----- EXCERPT PROVIDED
The Russians had long wanted to get Viktor Bout released:
On 2 November 2011, Bout was convicted by a jury in a Manhattan federal court of conspiracy to kill U.S. citizens and officials, delivery of anti-aircraft missiles, and providing aid to a terrorist organization, and was sentenced to the minimum 25 years’ imprisonment because the crime was due to [a U.S.] operation. . . .
On 18 November 2010, shortly after Bout’s extradition to the United States, former Russian President Dmitry Medvedev’s aide Sergei Prikhodko said that Russia had “nothing to hide” in Bout’s criminal case stating, “it is in our interest that the investigation … be brought to completion, and [Bout] should answer all the questions the American justice system has.
On 18 January 2013, Russian government officials announced that “judges, investigators, justice ministry officials and special services agents who were involved in Russian citizens Viktor Bout’s and Konstantin Yaroshenko’s legal prosecution and sentencing to long terms of imprisonment” would be added to a list of U.S. officials who will be denied Russian entry visas in response to the U.S. Magnitsky Act, under which certain Russian officials are ineligible to enter the U.S.
It is thought that Bout was of help to Russia’s intelligence agencies, and he is alleged to have connections to ranking Russian officials, including former deputy prime minister Igor Sechin.
----------
----- DATA EXCERPT
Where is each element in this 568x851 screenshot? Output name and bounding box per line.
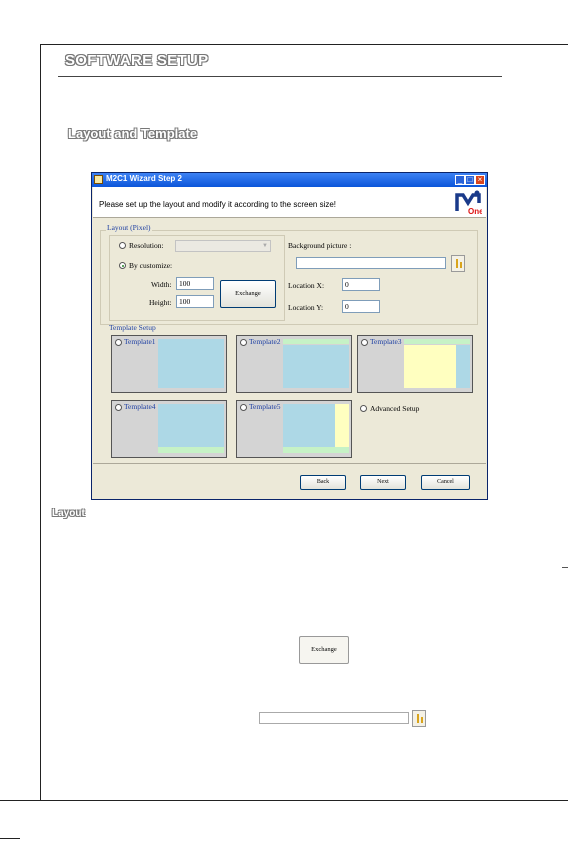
----------
◆ **EXERCISE OBJECTIVE**
Quote the passage on Viktor Bout's case word for word, from "On 18 November" up to and including "justice system has.".

◆ **RESPONSE TO THE TASK**
On 18 November 2010, shortly after Bout’s extradition to the United States, former Russian President Dmitry Medvedev’s aide Sergei Prikhodko said that Russia had “nothing to hide” in Bout’s criminal case stating, “it is in our interest that the investigation … be brought to completion, and [Bout] should answer all the questions the American justice system has.